**Task requirements**
Beneath this task is a listing; retype all of it exactly.
[Start Recorded information]
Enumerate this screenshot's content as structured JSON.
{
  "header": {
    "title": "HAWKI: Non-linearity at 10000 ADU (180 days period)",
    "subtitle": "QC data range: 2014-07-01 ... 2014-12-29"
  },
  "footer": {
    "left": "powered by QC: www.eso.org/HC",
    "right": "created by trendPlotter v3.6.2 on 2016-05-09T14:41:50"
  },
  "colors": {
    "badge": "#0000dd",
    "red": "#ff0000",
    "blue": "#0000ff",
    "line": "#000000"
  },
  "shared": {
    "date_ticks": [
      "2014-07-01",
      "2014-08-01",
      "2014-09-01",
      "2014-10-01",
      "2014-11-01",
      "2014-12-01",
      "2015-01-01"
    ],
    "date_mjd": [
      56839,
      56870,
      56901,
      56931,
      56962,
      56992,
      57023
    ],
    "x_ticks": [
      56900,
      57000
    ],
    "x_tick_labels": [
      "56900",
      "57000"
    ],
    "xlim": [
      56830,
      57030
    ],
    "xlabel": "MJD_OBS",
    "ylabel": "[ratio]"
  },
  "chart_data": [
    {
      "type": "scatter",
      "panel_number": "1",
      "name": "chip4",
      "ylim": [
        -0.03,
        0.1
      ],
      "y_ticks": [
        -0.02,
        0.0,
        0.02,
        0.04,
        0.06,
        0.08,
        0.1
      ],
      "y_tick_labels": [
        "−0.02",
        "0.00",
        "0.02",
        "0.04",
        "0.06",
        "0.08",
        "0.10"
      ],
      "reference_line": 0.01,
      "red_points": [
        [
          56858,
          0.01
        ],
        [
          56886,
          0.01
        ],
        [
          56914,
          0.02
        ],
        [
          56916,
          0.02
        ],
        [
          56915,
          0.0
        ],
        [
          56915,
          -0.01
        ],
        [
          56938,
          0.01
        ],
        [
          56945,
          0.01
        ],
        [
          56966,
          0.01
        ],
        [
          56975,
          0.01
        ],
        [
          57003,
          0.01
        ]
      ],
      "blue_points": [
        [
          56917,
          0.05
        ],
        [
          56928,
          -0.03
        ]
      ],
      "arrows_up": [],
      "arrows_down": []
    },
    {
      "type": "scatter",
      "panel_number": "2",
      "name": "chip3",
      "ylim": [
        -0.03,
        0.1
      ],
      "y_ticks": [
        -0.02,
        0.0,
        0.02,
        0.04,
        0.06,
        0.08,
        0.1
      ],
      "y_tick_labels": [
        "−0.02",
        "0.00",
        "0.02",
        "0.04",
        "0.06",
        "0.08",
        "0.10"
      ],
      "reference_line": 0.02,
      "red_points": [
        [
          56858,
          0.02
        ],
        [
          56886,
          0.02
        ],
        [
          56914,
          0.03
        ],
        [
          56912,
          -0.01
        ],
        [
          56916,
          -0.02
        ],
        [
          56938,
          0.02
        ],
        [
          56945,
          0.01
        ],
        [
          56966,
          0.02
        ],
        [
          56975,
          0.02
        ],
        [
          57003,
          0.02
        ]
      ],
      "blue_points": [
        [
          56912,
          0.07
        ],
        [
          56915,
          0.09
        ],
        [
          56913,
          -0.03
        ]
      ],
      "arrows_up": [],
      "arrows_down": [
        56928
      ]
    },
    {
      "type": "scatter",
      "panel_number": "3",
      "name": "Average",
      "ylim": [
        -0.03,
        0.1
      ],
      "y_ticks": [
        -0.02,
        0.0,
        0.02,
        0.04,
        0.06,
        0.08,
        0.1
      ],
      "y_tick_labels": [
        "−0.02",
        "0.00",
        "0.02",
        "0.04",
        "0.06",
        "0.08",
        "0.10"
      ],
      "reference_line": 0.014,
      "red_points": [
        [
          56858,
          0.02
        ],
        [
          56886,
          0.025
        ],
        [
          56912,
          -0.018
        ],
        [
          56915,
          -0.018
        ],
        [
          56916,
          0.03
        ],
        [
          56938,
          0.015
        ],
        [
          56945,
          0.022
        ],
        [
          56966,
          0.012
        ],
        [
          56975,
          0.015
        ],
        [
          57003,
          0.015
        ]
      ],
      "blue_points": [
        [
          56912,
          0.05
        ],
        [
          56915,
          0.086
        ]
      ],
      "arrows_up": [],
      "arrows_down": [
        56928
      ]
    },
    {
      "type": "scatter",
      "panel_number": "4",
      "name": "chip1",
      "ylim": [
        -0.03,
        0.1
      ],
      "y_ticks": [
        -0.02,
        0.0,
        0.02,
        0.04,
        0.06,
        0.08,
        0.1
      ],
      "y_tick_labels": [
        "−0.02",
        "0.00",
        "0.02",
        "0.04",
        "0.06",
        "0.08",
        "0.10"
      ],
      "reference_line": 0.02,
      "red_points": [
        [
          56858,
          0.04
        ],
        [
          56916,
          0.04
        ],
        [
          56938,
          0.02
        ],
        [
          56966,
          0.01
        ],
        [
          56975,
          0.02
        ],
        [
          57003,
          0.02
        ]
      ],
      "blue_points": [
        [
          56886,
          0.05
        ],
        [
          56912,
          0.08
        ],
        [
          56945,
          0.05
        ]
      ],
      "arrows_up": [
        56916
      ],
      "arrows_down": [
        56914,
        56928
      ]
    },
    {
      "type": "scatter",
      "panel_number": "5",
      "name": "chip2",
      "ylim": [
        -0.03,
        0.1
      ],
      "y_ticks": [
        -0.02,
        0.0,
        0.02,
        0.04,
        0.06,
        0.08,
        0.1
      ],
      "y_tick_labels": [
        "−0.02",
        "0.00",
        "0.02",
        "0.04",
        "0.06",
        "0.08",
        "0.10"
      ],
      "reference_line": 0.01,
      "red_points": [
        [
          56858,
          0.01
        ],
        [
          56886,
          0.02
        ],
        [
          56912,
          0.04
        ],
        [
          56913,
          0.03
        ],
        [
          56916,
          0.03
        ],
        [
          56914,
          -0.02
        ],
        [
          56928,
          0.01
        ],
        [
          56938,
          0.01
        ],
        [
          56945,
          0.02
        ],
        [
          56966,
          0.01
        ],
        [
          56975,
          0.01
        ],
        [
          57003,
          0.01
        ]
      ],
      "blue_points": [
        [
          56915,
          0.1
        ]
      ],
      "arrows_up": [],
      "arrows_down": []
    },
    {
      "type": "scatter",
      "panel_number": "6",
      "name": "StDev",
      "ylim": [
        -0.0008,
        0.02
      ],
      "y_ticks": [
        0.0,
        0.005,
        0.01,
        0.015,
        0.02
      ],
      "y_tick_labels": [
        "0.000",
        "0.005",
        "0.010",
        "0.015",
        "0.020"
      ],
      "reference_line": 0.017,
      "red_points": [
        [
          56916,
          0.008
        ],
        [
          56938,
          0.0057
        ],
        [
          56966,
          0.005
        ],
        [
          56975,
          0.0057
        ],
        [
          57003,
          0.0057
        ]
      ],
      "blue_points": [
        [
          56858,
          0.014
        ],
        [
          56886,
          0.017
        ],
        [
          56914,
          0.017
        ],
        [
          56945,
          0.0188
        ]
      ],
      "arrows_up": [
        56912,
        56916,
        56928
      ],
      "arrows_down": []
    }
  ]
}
[End Recorded information]
**Complete output**
Enumerate this screenshot's content as structured JSON.
{
  "header": {
    "title": "HAWKI: Non-linearity at 10000 ADU (180 days period)",
    "subtitle": "QC data range: 2014-07-01 ... 2014-12-29"
  },
  "footer": {
    "left": "powered by QC: www.eso.org/HC",
    "right": "created by trendPlotter v3.6.2 on 2016-05-09T14:41:50"
  },
  "colors": {
    "badge": "#0000dd",
    "red": "#ff0000",
    "blue": "#0000ff",
    "line": "#000000"
  },
  "shared": {
    "date_ticks": [
      "2014-07-01",
      "2014-08-01",
      "2014-09-01",
      "2014-10-01",
      "2014-11-01",
      "2014-12-01",
      "2015-01-01"
    ],
    "date_mjd": [
      56839,
      56870,
      56901,
      56931,
      56962,
      56992,
      57023
    ],
    "x_ticks": [
      56900,
      57000
    ],
    "x_tick_labels": [
      "56900",
      "57000"
    ],
    "xlim": [
      56830,
      57030
    ],
    "xlabel": "MJD_OBS",
    "ylabel": "[ratio]"
  },
  "chart_data": [
    {
      "type": "scatter",
      "panel_number": "1",
      "name": "chip4",
      "ylim": [
        -0.03,
        0.1
      ],
      "y_ticks": [
        -0.02,
        0.0,
        0.02,
        0.04,
        0.06,
        0.08,
        0.1
      ],
      "y_tick_labels": [
        "−0.02",
        "0.00",
        "0.02",
        "0.04",
        "0.06",
        "0.08",
        "0.10"
      ],
      "reference_line": 0.01,
      "red_points": [
        [
          56858,
          0.01
        ],
        [
          56886,
          0.01
        ],
        [
          56914,
          0.02
        ],
        [
          56916,
          0.02
        ],
        [
          56915,
          0.0
        ],
        [
          56915,
          -0.01
        ],
        [
          56938,
          0.01
        ],
        [
          56945,
          0.01
        ],
        [
          56966,
          0.01
        ],
        [
          56975,
          0.01
        ],
        [
          57003,
          0.01
        ]
      ],
      "blue_points": [
        [
          56917,
          0.05
        ],
        [
          56928,
          -0.03
        ]
      ],
      "arrows_up": [],
      "arrows_down": []
    },
    {
      "type": "scatter",
      "panel_number": "2",
      "name": "chip3",
      "ylim": [
        -0.03,
        0.1
      ],
      "y_ticks": [
        -0.02,
        0.0,
        0.02,
        0.04,
        0.06,
        0.08,
        0.1
      ],
      "y_tick_labels": [
        "−0.02",
        "0.00",
        "0.02",
        "0.04",
        "0.06",
        "0.08",
        "0.10"
      ],
      "reference_line": 0.02,
      "red_points": [
        [
          56858,
          0.02
        ],
        [
          56886,
          0.02
        ],
        [
          56914,
          0.03
        ],
        [
          56912,
          -0.01
        ],
        [
          56916,
          -0.02
        ],
        [
          56938,
          0.02
        ],
        [
          56945,
          0.01
        ],
        [
          56966,
          0.02
        ],
        [
          56975,
          0.02
        ],
        [
          57003,
          0.02
        ]
      ],
      "blue_points": [
        [
          56912,
          0.07
        ],
        [
          56915,
          0.09
        ],
        [
          56913,
          -0.03
        ]
      ],
      "arrows_up": [],
      "arrows_down": [
        56928
      ]
    },
    {
      "type": "scatter",
      "panel_number": "3",
      "name": "Average",
      "ylim": [
        -0.03,
        0.1
      ],
      "y_ticks": [
        -0.02,
        0.0,
        0.02,
        0.04,
        0.06,
        0.08,
        0.1
      ],
      "y_tick_labels": [
        "−0.02",
        "0.00",
        "0.02",
        "0.04",
        "0.06",
        "0.08",
        "0.10"
      ],
      "reference_line": 0.014,
      "red_points": [
        [
          56858,
          0.02
        ],
        [
          56886,
          0.025
        ],
        [
          56912,
          -0.018
        ],
        [
          56915,
          -0.018
        ],
        [
          56916,
          0.03
        ],
        [
          56938,
          0.015
        ],
        [
          56945,
          0.022
        ],
        [
          56966,
          0.012
        ],
        [
          56975,
          0.015
        ],
        [
          57003,
          0.015
        ]
      ],
      "blue_points": [
        [
          56912,
          0.05
        ],
        [
          56915,
          0.086
        ]
      ],
      "arrows_up": [],
      "arrows_down": [
        56928
      ]
    },
    {
      "type": "scatter",
      "panel_number": "4",
      "name": "chip1",
      "ylim": [
        -0.03,
        0.1
      ],
      "y_ticks": [
        -0.02,
        0.0,
        0.02,
        0.04,
        0.06,
        0.08,
        0.1
      ],
      "y_tick_labels": [
        "−0.02",
        "0.00",
        "0.02",
        "0.04",
        "0.06",
        "0.08",
        "0.10"
      ],
      "reference_line": 0.02,
      "red_points": [
        [
          56858,
          0.04
        ],
        [
          56916,
          0.04
        ],
        [
          56938,
          0.02
        ],
        [
          56966,
          0.01
        ],
        [
          56975,
          0.02
        ],
        [
          57003,
          0.02
        ]
      ],
      "blue_points": [
        [
          56886,
          0.05
        ],
        [
          56912,
          0.08
        ],
        [
          56945,
          0.05
        ]
      ],
      "arrows_up": [
        56916
      ],
      "arrows_down": [
        56914,
        56928
      ]
    },
    {
      "type": "scatter",
      "panel_number": "5",
      "name": "chip2",
      "ylim": [
        -0.03,
        0.1
      ],
      "y_ticks": [
        -0.02,
        0.0,
        0.02,
        0.04,
        0.06,
        0.08,
        0.1
      ],
      "y_tick_labels": [
        "−0.02",
        "0.00",
        "0.02",
        "0.04",
        "0.06",
        "0.08",
        "0.10"
      ],
      "reference_line": 0.01,
      "red_points": [
        [
          56858,
          0.01
        ],
        [
          56886,
          0.02
        ],
        [
          56912,
          0.04
        ],
        [
          56913,
          0.03
        ],
        [
          56916,
          0.03
        ],
        [
          56914,
          -0.02
        ],
        [
          56928,
          0.01
        ],
        [
          56938,
          0.01
        ],
        [
          56945,
          0.02
        ],
        [
          56966,
          0.01
        ],
        [
          56975,
          0.01
        ],
        [
          57003,
          0.01
        ]
      ],
      "blue_points": [
        [
          56915,
          0.1
        ]
      ],
      "arrows_up": [],
      "arrows_down": []
    },
    {
      "type": "scatter",
      "panel_number": "6",
      "name": "StDev",
      "ylim": [
        -0.0008,
        0.02
      ],
      "y_ticks": [
        0.0,
        0.005,
        0.01,
        0.015,
        0.02
      ],
      "y_tick_labels": [
        "0.000",
        "0.005",
        "0.010",
        "0.015",
        "0.020"
      ],
      "reference_line": 0.017,
      "red_points": [
        [
          56916,
          0.008
        ],
        [
          56938,
          0.0057
        ],
        [
          56966,
          0.005
        ],
        [
          56975,
          0.0057
        ],
        [
          57003,
          0.0057
        ]
      ],
      "blue_points": [
        [
          56858,
          0.014
        ],
        [
          56886,
          0.017
        ],
        [
          56914,
          0.017
        ],
        [
          56945,
          0.0188
        ]
      ],
      "arrows_up": [
        56912,
        56916,
        56928
      ],
      "arrows_down": []
    }
  ]
}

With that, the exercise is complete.